## EXTRACTED DATA
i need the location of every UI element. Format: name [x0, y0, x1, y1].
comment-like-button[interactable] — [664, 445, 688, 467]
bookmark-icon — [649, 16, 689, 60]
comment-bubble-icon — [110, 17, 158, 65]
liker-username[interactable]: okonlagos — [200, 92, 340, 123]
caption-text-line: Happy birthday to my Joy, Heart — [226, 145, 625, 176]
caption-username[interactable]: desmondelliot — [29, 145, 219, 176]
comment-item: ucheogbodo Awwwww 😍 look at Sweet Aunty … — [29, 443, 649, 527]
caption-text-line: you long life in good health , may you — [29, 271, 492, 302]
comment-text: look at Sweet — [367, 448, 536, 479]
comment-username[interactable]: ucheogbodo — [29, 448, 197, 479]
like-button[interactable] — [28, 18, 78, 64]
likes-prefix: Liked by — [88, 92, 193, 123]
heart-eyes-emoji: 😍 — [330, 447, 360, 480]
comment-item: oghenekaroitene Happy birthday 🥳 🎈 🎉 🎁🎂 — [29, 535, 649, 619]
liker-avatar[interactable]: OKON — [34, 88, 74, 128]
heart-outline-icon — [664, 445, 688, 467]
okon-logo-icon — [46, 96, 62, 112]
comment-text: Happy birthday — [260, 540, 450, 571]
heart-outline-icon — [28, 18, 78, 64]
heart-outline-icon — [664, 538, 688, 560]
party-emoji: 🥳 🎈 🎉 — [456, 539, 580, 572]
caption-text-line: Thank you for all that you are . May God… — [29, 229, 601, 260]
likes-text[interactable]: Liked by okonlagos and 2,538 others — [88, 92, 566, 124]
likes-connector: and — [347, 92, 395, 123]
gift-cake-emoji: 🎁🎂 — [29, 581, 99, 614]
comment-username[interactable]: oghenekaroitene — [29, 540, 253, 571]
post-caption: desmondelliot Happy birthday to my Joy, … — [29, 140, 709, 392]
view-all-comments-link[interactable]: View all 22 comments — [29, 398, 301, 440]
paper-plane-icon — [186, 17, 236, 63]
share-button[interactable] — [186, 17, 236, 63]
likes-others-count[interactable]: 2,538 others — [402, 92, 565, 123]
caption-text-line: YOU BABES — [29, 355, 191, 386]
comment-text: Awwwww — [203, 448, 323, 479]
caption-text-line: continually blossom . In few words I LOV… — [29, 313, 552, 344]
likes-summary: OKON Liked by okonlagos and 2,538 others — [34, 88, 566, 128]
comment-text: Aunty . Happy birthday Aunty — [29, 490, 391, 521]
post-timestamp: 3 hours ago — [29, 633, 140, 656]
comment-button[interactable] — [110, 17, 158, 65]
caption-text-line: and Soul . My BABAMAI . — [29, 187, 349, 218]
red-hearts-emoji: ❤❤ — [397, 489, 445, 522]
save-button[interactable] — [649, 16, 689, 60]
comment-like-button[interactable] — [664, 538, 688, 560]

## EXERCISE DIRECTIONS
Change every "heart-outline-icon" in the data above to "empty-heart-icon", and reproduce all the lines with nothing else altered.

## ANSWER FOR THIS EXERCISE
i need the location of every UI element. Format: name [x0, y0, x1, y1].
comment-like-button[interactable] — [664, 445, 688, 467]
bookmark-icon — [649, 16, 689, 60]
comment-bubble-icon — [110, 17, 158, 65]
liker-username[interactable]: okonlagos — [200, 92, 340, 123]
caption-text-line: Happy birthday to my Joy, Heart — [226, 145, 625, 176]
caption-username[interactable]: desmondelliot — [29, 145, 219, 176]
comment-item: ucheogbodo Awwwww 😍 look at Sweet Aunty … — [29, 443, 649, 527]
caption-text-line: you long life in good health , may you — [29, 271, 492, 302]
comment-text: look at Sweet — [367, 448, 536, 479]
comment-username[interactable]: ucheogbodo — [29, 448, 197, 479]
like-button[interactable] — [28, 18, 78, 64]
likes-prefix: Liked by — [88, 92, 193, 123]
heart-eyes-emoji: 😍 — [330, 447, 360, 480]
comment-item: oghenekaroitene Happy birthday 🥳 🎈 🎉 🎁🎂 — [29, 535, 649, 619]
liker-avatar[interactable]: OKON — [34, 88, 74, 128]
empty-heart-icon — [664, 445, 688, 467]
okon-logo-icon — [46, 96, 62, 112]
comment-text: Happy birthday — [260, 540, 450, 571]
empty-heart-icon — [28, 18, 78, 64]
empty-heart-icon — [664, 538, 688, 560]
party-emoji: 🥳 🎈 🎉 — [456, 539, 580, 572]
caption-text-line: Thank you for all that you are . May God… — [29, 229, 601, 260]
likes-text[interactable]: Liked by okonlagos and 2,538 others — [88, 92, 566, 124]
likes-connector: and — [347, 92, 395, 123]
gift-cake-emoji: 🎁🎂 — [29, 581, 99, 614]
comment-username[interactable]: oghenekaroitene — [29, 540, 253, 571]
post-caption: desmondelliot Happy birthday to my Joy, … — [29, 140, 709, 392]
view-all-comments-link[interactable]: View all 22 comments — [29, 398, 301, 440]
paper-plane-icon — [186, 17, 236, 63]
share-button[interactable] — [186, 17, 236, 63]
likes-others-count[interactable]: 2,538 others — [402, 92, 565, 123]
caption-text-line: YOU BABES — [29, 355, 191, 386]
comment-text: Awwwww — [203, 448, 323, 479]
caption-text-line: continually blossom . In few words I LOV… — [29, 313, 552, 344]
likes-summary: OKON Liked by okonlagos and 2,538 others — [34, 88, 566, 128]
comment-text: Aunty . Happy birthday Aunty — [29, 490, 391, 521]
post-timestamp: 3 hours ago — [29, 633, 140, 656]
comment-button[interactable] — [110, 17, 158, 65]
caption-text-line: and Soul . My BABAMAI . — [29, 187, 349, 218]
red-hearts-emoji: ❤❤ — [397, 489, 445, 522]
save-button[interactable] — [649, 16, 689, 60]
comment-like-button[interactable] — [664, 538, 688, 560]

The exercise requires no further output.